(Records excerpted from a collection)
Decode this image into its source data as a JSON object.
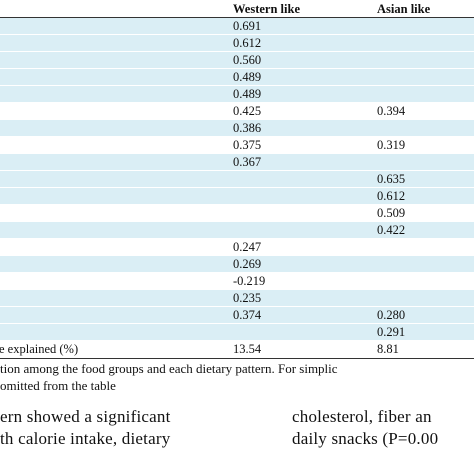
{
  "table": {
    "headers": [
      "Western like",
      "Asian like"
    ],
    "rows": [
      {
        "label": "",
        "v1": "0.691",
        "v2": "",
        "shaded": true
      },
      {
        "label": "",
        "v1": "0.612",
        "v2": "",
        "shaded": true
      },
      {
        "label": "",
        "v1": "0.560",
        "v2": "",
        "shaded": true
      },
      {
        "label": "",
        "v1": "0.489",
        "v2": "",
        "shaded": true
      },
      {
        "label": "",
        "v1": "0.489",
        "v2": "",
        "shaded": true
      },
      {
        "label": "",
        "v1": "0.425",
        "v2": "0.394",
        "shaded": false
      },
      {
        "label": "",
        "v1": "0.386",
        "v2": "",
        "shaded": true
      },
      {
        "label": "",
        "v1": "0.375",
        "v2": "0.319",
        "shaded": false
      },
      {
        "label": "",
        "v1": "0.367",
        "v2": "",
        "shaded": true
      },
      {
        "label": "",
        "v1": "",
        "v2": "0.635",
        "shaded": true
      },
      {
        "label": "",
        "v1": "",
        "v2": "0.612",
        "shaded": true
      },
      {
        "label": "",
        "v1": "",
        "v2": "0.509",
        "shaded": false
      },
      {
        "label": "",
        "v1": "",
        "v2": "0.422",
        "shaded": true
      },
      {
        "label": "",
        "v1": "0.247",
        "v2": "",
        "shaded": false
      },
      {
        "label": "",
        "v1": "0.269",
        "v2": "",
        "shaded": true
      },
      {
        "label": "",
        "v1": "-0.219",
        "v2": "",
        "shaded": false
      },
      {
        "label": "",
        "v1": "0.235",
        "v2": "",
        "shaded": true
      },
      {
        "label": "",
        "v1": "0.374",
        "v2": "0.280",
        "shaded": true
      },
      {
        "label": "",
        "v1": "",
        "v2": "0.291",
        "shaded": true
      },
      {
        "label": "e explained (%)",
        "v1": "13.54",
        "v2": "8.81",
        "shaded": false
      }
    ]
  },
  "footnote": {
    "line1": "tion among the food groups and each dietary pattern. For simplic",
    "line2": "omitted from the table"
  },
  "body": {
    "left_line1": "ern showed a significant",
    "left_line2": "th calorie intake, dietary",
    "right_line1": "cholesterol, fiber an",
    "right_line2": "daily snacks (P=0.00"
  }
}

[EXERCISE INSTRUCTIONS]: Every record above should come back exactly, but without its pictures.

[ANSWER IN FULL]:
Decode this image into its source data as a JSON object.
{
  "table": {
    "headers": [
      "Western like",
      "Asian like"
    ],
    "rows": [
      {
        "label": "",
        "v1": "0.691",
        "v2": "",
        "shaded": true
      },
      {
        "label": "",
        "v1": "0.612",
        "v2": "",
        "shaded": true
      },
      {
        "label": "",
        "v1": "0.560",
        "v2": "",
        "shaded": true
      },
      {
        "label": "",
        "v1": "0.489",
        "v2": "",
        "shaded": true
      },
      {
        "label": "",
        "v1": "0.489",
        "v2": "",
        "shaded": true
      },
      {
        "label": "",
        "v1": "0.425",
        "v2": "0.394",
        "shaded": false
      },
      {
        "label": "",
        "v1": "0.386",
        "v2": "",
        "shaded": true
      },
      {
        "label": "",
        "v1": "0.375",
        "v2": "0.319",
        "shaded": false
      },
      {
        "label": "",
        "v1": "0.367",
        "v2": "",
        "shaded": true
      },
      {
        "label": "",
        "v1": "",
        "v2": "0.635",
        "shaded": true
      },
      {
        "label": "",
        "v1": "",
        "v2": "0.612",
        "shaded": true
      },
      {
        "label": "",
        "v1": "",
        "v2": "0.509",
        "shaded": false
      },
      {
        "label": "",
        "v1": "",
        "v2": "0.422",
        "shaded": true
      },
      {
        "label": "",
        "v1": "0.247",
        "v2": "",
        "shaded": false
      },
      {
        "label": "",
        "v1": "0.269",
        "v2": "",
        "shaded": true
      },
      {
        "label": "",
        "v1": "-0.219",
        "v2": "",
        "shaded": false
      },
      {
        "label": "",
        "v1": "0.235",
        "v2": "",
        "shaded": true
      },
      {
        "label": "",
        "v1": "0.374",
        "v2": "0.280",
        "shaded": true
      },
      {
        "label": "",
        "v1": "",
        "v2": "0.291",
        "shaded": true
      },
      {
        "label": "e explained (%)",
        "v1": "13.54",
        "v2": "8.81",
        "shaded": false
      }
    ]
  },
  "footnote": {
    "line1": "tion among the food groups and each dietary pattern. For simplic",
    "line2": "omitted from the table"
  },
  "body": {
    "left_line1": "ern showed a significant",
    "left_line2": "th calorie intake, dietary",
    "right_line1": "cholesterol, fiber an",
    "right_line2": "daily snacks (P=0.00"
  }
}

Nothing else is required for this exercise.